* MATERIAL *
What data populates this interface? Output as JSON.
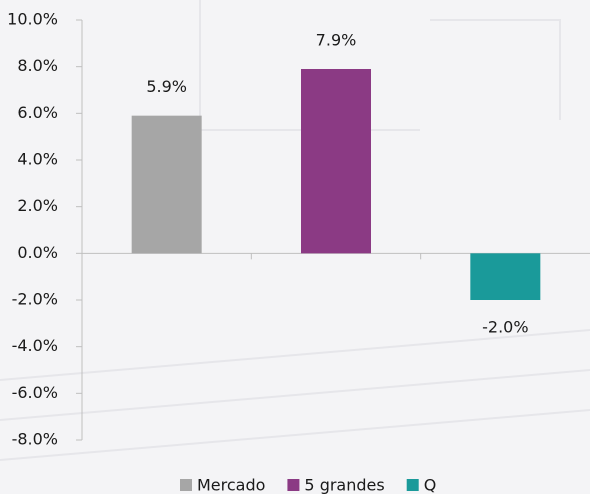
{
  "chart_data": {
    "type": "bar",
    "categories": [
      null,
      null,
      null
    ],
    "series": [
      {
        "name": "Mercado",
        "color": "#a6a6a6",
        "values": [
          5.9,
          null,
          null
        ],
        "value_labels": [
          "5.9%",
          null,
          null
        ]
      },
      {
        "name": "5 grandes",
        "color": "#8b3a84",
        "values": [
          null,
          7.9,
          null
        ],
        "value_labels": [
          null,
          "7.9%",
          null
        ]
      },
      {
        "name": "Q",
        "color": "#1a9a9a",
        "values": [
          null,
          null,
          -2.0
        ],
        "value_labels": [
          null,
          null,
          "-2.0%"
        ]
      }
    ],
    "ylim": [
      -8,
      10
    ],
    "yticks": [
      {
        "value": -8,
        "label": "-8.0%"
      },
      {
        "value": -6,
        "label": "-6.0%"
      },
      {
        "value": -4,
        "label": "-4.0%"
      },
      {
        "value": -2,
        "label": "-2.0%"
      },
      {
        "value": 0,
        "label": "0.0%"
      },
      {
        "value": 2,
        "label": "2.0%"
      },
      {
        "value": 4,
        "label": "4.0%"
      },
      {
        "value": 6,
        "label": "6.0%"
      },
      {
        "value": 8,
        "label": "8.0%"
      },
      {
        "value": 10,
        "label": "10.0%"
      }
    ],
    "grid": false
  }
}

* GOAL *
Where a line holds "color", copy it out.

* WRITTEN RESPONSE *
        "color": "#a6a6a6",
        "color": "#8b3a84",
        "color": "#1a9a9a",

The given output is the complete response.